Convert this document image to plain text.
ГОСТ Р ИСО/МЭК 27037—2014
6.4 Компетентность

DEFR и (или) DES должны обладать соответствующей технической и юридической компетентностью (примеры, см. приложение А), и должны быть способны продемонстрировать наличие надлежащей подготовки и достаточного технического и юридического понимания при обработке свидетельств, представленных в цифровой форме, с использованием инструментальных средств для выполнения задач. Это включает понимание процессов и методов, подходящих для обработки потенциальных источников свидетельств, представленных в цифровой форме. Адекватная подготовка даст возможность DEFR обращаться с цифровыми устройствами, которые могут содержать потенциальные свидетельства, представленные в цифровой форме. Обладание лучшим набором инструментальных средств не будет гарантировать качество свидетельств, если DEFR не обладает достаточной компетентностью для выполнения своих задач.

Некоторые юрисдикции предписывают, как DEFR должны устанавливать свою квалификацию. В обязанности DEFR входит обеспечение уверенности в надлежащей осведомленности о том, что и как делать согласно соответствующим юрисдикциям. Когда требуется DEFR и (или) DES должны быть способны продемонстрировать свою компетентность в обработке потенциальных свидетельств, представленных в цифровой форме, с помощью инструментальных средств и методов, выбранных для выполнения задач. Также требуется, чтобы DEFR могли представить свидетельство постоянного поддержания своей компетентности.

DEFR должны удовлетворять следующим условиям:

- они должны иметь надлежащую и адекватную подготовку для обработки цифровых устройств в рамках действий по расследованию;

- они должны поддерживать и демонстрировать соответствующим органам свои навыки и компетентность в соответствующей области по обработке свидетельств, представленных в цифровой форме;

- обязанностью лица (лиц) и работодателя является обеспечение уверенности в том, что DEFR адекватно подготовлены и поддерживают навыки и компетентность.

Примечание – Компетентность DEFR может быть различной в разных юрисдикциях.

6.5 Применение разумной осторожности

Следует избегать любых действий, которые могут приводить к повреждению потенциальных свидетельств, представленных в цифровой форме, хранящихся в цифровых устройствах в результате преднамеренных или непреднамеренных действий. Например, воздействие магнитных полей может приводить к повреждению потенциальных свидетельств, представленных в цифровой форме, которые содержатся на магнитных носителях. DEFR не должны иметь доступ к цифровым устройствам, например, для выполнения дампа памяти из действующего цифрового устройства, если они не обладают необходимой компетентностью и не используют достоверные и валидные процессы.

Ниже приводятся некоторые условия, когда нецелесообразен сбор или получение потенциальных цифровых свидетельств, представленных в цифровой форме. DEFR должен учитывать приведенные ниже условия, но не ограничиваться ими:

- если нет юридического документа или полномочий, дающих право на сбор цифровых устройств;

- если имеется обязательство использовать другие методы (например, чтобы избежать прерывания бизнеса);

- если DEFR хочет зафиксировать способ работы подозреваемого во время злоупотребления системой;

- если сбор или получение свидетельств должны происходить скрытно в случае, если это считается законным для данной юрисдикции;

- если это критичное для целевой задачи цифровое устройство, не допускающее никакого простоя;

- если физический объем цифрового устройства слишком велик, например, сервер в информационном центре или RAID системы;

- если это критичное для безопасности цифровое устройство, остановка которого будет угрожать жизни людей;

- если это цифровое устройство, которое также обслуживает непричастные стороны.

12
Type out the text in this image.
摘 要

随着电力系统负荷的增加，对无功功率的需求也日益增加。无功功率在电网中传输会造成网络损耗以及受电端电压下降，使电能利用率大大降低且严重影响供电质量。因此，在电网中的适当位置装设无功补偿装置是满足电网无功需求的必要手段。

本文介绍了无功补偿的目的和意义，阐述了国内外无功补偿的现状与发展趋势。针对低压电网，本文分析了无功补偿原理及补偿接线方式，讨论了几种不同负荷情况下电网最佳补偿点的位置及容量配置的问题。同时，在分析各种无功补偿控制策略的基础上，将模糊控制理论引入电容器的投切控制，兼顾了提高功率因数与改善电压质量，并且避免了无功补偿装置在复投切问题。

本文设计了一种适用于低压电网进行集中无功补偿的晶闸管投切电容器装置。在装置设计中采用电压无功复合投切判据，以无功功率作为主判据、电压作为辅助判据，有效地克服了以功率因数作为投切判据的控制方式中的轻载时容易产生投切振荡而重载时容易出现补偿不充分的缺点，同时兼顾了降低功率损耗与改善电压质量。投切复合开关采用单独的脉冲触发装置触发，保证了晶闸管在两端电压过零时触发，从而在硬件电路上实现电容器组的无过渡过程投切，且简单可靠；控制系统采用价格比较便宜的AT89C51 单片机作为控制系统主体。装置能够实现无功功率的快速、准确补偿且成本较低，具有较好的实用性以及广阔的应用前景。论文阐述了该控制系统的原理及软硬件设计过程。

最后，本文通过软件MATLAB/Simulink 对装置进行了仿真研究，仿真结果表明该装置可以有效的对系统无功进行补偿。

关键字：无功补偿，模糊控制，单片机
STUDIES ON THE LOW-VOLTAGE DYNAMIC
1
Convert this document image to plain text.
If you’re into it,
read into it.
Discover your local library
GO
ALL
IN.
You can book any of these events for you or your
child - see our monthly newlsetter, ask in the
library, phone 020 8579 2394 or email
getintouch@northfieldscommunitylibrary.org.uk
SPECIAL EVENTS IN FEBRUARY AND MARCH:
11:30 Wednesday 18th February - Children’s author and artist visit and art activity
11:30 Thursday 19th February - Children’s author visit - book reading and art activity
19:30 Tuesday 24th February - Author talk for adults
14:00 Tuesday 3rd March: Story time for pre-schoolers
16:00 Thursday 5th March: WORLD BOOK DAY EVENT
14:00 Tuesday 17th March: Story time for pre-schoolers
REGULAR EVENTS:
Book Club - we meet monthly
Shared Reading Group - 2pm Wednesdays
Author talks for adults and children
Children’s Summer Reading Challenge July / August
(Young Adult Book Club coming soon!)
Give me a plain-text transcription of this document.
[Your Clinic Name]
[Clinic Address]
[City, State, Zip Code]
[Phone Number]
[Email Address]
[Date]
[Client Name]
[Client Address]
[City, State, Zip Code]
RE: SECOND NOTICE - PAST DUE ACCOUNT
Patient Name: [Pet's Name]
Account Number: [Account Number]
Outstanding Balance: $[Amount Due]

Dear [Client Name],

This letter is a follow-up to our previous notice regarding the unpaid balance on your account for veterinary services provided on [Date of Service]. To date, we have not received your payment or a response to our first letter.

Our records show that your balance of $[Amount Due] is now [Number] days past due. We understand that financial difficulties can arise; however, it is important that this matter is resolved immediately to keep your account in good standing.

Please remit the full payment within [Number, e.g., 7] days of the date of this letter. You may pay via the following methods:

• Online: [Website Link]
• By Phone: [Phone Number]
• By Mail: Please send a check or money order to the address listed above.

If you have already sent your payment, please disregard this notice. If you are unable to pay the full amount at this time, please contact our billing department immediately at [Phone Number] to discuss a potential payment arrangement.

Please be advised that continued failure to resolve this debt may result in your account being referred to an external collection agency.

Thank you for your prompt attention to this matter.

= = = = = = =

→ **TO DO**: Return all the data above once more, precisely as given.

→ **PROBLEM SOLUTION**:
Convert this document image to plain text.
ГОСТ Р ИСО/МЭК 27037—2014
6.4 Компетентность

DEFR и (или) DES должны обладать соответствующей технической и юридической компетентностью (примеры, см. приложение А), и должны быть способны продемонстрировать наличие надлежащей подготовки и достаточного технического и юридического понимания при обработке свидетельств, представленных в цифровой форме, с использованием инструментальных средств для выполнения задач. Это включает понимание процессов и методов, подходящих для обработки потенциальных источников свидетельств, представленных в цифровой форме. Адекватная подготовка даст возможность DEFR обращаться с цифровыми устройствами, которые могут содержать потенциальные свидетельства, представленные в цифровой форме. Обладание лучшим набором инструментальных средств не будет гарантировать качество свидетельств, если DEFR не обладает достаточной компетентностью для выполнения своих задач.

Некоторые юрисдикции предписывают, как DEFR должны устанавливать свою квалификацию. В обязанности DEFR входит обеспечение уверенности в надлежащей осведомленности о том, что и как делать согласно соответствующим юрисдикциям. Когда требуется DEFR и (или) DES должны быть способны продемонстрировать свою компетентность в обработке потенциальных свидетельств, представленных в цифровой форме, с помощью инструментальных средств и методов, выбранных для выполнения задач. Также требуется, чтобы DEFR могли представить свидетельство постоянного поддержания своей компетентности.

DEFR должны удовлетворять следующим условиям:

- они должны иметь надлежащую и адекватную подготовку для обработки цифровых устройств в рамках действий по расследованию;

- они должны поддерживать и демонстрировать соответствующим органам свои навыки и компетентность в соответствующей области по обработке свидетельств, представленных в цифровой форме;

- обязанностью лица (лиц) и работодателя является обеспечение уверенности в том, что DEFR адекватно подготовлены и поддерживают навыки и компетентность.

Примечание – Компетентность DEFR может быть различной в разных юрисдикциях.

6.5 Применение разумной осторожности

Следует избегать любых действий, которые могут приводить к повреждению потенциальных свидетельств, представленных в цифровой форме, хранящихся в цифровых устройствах в результате преднамеренных или непреднамеренных действий. Например, воздействие магнитных полей может приводить к повреждению потенциальных свидетельств, представленных в цифровой форме, которые содержатся на магнитных носителях. DEFR не должны иметь доступ к цифровым устройствам, например, для выполнения дампа памяти из действующего цифрового устройства, если они не обладают необходимой компетентностью и не используют достоверные и валидные процессы.

Ниже приводятся некоторые условия, когда нецелесообразен сбор или получение потенциальных цифровых свидетельств, представленных в цифровой форме. DEFR должен учитывать приведенные ниже условия, но не ограничиваться ими:

- если нет юридического документа или полномочий, дающих право на сбор цифровых устройств;

- если имеется обязательство использовать другие методы (например, чтобы избежать прерывания бизнеса);

- если DEFR хочет зафиксировать способ работы подозреваемого во время злоупотребления системой;

- если сбор или получение свидетельств должны происходить скрытно в случае, если это считается законным для данной юрисдикции;

- если это критичное для целевой задачи цифровое устройство, не допускающее никакого простоя;

- если физический объем цифрового устройства слишком велик, например, сервер в информационном центре или RAID системы;

- если это критичное для безопасности цифровое устройство, остановка которого будет угрожать жизни людей;

- если это цифровое устройство, которое также обслуживает непричастные стороны.

12
Type out the text in this image.
摘 要

随着电力系统负荷的增加，对无功功率的需求也日益增加。无功功率在电网中传输会造成网络损耗以及受电端电压下降，使电能利用率大大降低且严重影响供电质量。因此，在电网中的适当位置装设无功补偿装置是满足电网无功需求的必要手段。

本文介绍了无功补偿的目的和意义，阐述了国内外无功补偿的现状与发展趋势。针对低压电网，本文分析了无功补偿原理及补偿接线方式，讨论了几种不同负荷情况下电网最佳补偿点的位置及容量配置的问题。同时，在分析各种无功补偿控制策略的基础上，将模糊控制理论引入电容器的投切控制，兼顾了提高功率因数与改善电压质量，并且避免了无功补偿装置在复投切问题。

本文设计了一种适用于低压电网进行集中无功补偿的晶闸管投切电容器装置。在装置设计中采用电压无功复合投切判据，以无功功率作为主判据、电压作为辅助判据，有效地克服了以功率因数作为投切判据的控制方式中的轻载时容易产生投切振荡而重载时容易出现补偿不充分的缺点，同时兼顾了降低功率损耗与改善电压质量。投切复合开关采用单独的脉冲触发装置触发，保证了晶闸管在两端电压过零时触发，从而在硬件电路上实现电容器组的无过渡过程投切，且简单可靠；控制系统采用价格比较便宜的AT89C51 单片机作为控制系统主体。装置能够实现无功功率的快速、准确补偿且成本较低，具有较好的实用性以及广阔的应用前景。论文阐述了该控制系统的原理及软硬件设计过程。

最后，本文通过软件MATLAB/Simulink 对装置进行了仿真研究，仿真结果表明该装置可以有效的对系统无功进行补偿。

关键字：无功补偿，模糊控制，单片机
STUDIES ON THE LOW-VOLTAGE DYNAMIC
1
Convert this document image to plain text.
If you’re into it,
read into it.
Discover your local library
GO
ALL
IN.
You can book any of these events for you or your
child - see our monthly newlsetter, ask in the
library, phone 020 8579 2394 or email
getintouch@northfieldscommunitylibrary.org.uk
SPECIAL EVENTS IN FEBRUARY AND MARCH:
11:30 Wednesday 18th February - Children’s author and artist visit and art activity
11:30 Thursday 19th February - Children’s author visit - book reading and art activity
19:30 Tuesday 24th February - Author talk for adults
14:00 Tuesday 3rd March: Story time for pre-schoolers
16:00 Thursday 5th March: WORLD BOOK DAY EVENT
14:00 Tuesday 17th March: Story time for pre-schoolers
REGULAR EVENTS:
Book Club - we meet monthly
Shared Reading Group - 2pm Wednesdays
Author talks for adults and children
Children’s Summer Reading Challenge July / August
(Young Adult Book Club coming soon!)
Give me a plain-text transcription of this document.
[Your Clinic Name]
[Clinic Address]
[City, State, Zip Code]
[Phone Number]
[Email Address]
[Date]
[Client Name]
[Client Address]
[City, State, Zip Code]
RE: SECOND NOTICE - PAST DUE ACCOUNT
Patient Name: [Pet's Name]
Account Number: [Account Number]
Outstanding Balance: $[Amount Due]

Dear [Client Name],

This letter is a follow-up to our previous notice regarding the unpaid balance on your account for veterinary services provided on [Date of Service]. To date, we have not received your payment or a response to our first letter.

Our records show that your balance of $[Amount Due] is now [Number] days past due. We understand that financial difficulties can arise; however, it is important that this matter is resolved immediately to keep your account in good standing.

Please remit the full payment within [Number, e.g., 7] days of the date of this letter. You may pay via the following methods:

• Online: [Website Link]
• By Phone: [Phone Number]
• By Mail: Please send a check or money order to the address listed above.

If you have already sent your payment, please disregard this notice. If you are unable to pay the full amount at this time, please contact our billing department immediately at [Phone Number] to discuss a potential payment arrangement.

Please be advised that continued failure to resolve this debt may result in your account being referred to an external collection agency.

Thank you for your prompt attention to this matter.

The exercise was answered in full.